Starting at the line that holds "OCR this image.", copy every line exactly through the end of the data, and no others.

**** DATA FOR THIS TASK

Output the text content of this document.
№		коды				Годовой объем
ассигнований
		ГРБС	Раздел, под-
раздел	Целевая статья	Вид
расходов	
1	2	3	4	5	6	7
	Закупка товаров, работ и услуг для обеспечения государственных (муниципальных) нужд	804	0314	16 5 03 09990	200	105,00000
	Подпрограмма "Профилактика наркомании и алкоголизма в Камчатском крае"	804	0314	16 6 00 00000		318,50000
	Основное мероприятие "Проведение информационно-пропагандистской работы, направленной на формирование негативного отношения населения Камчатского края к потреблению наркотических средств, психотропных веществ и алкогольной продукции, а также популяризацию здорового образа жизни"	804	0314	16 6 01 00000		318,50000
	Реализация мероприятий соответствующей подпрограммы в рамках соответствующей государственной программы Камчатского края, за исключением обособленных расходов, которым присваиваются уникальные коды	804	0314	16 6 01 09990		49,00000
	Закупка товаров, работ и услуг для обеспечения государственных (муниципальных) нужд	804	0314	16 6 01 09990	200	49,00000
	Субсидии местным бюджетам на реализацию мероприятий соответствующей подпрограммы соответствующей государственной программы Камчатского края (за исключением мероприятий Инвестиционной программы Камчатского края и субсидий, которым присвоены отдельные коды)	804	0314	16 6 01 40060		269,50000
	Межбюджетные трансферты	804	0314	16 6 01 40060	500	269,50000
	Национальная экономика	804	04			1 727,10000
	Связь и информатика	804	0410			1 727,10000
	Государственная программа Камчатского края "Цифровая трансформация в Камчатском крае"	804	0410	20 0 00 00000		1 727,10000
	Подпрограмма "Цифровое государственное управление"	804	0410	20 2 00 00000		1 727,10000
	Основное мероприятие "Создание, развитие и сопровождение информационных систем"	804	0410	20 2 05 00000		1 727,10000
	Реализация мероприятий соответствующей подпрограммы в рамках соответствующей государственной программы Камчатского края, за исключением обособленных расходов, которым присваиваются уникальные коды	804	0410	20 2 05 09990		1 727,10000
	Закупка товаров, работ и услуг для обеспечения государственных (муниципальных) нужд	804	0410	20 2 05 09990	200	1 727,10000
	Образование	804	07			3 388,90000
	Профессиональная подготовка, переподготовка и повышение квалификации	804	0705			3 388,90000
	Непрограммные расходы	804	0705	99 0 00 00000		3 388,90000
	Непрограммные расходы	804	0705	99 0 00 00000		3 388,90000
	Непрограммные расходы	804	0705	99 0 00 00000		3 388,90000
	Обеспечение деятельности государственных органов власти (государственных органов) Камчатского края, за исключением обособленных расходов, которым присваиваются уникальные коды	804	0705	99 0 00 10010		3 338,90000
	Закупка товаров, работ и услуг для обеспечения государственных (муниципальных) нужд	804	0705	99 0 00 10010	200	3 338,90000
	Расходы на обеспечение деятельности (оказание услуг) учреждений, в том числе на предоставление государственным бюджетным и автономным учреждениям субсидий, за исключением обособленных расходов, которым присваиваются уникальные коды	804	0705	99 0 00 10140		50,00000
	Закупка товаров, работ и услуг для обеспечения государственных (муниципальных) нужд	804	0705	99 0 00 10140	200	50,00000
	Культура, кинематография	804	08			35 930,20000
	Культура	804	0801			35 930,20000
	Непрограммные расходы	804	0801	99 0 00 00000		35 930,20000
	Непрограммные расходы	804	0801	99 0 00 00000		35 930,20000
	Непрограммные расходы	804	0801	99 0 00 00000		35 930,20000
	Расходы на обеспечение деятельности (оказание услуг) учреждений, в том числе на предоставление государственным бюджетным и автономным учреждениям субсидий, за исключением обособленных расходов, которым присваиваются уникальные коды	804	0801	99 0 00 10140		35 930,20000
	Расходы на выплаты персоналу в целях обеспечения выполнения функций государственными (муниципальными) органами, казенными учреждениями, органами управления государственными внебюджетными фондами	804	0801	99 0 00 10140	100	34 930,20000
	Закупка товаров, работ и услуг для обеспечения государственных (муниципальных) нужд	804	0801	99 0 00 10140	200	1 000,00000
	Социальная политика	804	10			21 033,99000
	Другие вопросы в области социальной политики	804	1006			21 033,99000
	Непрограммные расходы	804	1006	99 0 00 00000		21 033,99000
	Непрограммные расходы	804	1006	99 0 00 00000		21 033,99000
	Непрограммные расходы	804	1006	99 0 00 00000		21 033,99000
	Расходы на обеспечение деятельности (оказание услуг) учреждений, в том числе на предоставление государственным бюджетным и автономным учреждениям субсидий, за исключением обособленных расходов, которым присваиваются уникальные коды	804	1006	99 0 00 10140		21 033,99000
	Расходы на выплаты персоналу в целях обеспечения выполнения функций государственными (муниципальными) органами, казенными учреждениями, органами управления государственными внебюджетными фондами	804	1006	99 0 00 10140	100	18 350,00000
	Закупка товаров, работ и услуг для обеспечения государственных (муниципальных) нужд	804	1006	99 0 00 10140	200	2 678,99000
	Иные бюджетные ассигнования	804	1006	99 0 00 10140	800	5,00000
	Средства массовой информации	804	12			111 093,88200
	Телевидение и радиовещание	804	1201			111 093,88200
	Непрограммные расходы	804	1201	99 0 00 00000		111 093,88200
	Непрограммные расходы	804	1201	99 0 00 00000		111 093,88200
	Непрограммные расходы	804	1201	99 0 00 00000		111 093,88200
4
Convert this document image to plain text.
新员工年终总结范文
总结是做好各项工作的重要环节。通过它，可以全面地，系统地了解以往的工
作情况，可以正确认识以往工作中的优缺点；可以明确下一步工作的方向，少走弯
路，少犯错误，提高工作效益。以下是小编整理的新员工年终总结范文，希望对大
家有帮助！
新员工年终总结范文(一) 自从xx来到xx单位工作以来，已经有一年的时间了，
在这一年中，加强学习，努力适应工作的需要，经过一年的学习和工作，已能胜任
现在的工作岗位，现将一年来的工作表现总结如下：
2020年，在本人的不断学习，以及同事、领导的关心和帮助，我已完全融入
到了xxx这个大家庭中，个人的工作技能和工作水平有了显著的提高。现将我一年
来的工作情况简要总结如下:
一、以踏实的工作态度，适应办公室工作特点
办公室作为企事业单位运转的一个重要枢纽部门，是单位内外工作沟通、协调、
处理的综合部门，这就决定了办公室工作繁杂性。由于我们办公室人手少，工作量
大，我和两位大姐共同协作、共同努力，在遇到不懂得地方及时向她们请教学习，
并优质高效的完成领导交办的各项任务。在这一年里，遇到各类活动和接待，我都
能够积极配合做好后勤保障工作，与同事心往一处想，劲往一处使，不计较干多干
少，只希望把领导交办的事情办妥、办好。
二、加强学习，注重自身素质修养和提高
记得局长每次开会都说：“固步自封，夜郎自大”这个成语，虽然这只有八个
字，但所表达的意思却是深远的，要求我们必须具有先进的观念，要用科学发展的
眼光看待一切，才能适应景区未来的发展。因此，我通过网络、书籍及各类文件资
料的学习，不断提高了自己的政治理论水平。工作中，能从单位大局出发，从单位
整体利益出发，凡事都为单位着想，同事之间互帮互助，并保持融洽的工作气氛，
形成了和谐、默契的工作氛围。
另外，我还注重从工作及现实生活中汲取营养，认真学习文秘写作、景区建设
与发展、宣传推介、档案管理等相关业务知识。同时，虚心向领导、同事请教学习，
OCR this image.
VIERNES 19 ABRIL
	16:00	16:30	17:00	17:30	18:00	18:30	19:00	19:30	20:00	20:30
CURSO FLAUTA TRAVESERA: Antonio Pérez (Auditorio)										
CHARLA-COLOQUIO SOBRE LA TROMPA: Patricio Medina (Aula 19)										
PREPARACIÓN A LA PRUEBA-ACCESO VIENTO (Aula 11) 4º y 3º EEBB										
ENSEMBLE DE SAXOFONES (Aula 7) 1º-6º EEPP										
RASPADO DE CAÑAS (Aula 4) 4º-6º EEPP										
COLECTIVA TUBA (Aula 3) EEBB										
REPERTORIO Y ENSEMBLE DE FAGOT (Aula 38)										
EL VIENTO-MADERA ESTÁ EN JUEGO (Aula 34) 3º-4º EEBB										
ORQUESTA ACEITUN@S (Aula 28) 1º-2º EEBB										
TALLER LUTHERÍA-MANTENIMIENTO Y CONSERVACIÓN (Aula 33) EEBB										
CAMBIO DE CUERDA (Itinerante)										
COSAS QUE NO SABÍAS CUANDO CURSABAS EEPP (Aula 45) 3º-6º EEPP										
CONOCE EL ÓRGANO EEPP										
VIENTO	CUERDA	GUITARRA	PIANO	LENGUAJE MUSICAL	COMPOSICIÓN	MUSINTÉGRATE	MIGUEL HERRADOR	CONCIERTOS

********

● RESPONSE TO THIS TASK:
OCR this image.
VIERNES 19 ABRIL
	16:00	16:30	17:00	17:30	18:00	18:30	19:00	19:30	20:00	20:30
CURSO FLAUTA TRAVESERA: Antonio Pérez (Auditorio)										
CHARLA-COLOQUIO SOBRE LA TROMPA: Patricio Medina (Aula 19)										
PREPARACIÓN A LA PRUEBA-ACCESO VIENTO (Aula 11) 4º y 3º EEBB										
ENSEMBLE DE SAXOFONES (Aula 7) 1º-6º EEPP										
RASPADO DE CAÑAS (Aula 4) 4º-6º EEPP										
COLECTIVA TUBA (Aula 3) EEBB										
REPERTORIO Y ENSEMBLE DE FAGOT (Aula 38)										
EL VIENTO-MADERA ESTÁ EN JUEGO (Aula 34) 3º-4º EEBB										
ORQUESTA ACEITUN@S (Aula 28) 1º-2º EEBB										
TALLER LUTHERÍA-MANTENIMIENTO Y CONSERVACIÓN (Aula 33) EEBB										
CAMBIO DE CUERDA (Itinerante)										
COSAS QUE NO SABÍAS CUANDO CURSABAS EEPP (Aula 45) 3º-6º EEPP										
CONOCE EL ÓRGANO EEPP										
VIENTO	CUERDA	GUITARRA	PIANO	LENGUAJE MUSICAL	COMPOSICIÓN	MUSINTÉGRATE	MIGUEL HERRADOR	CONCIERTOS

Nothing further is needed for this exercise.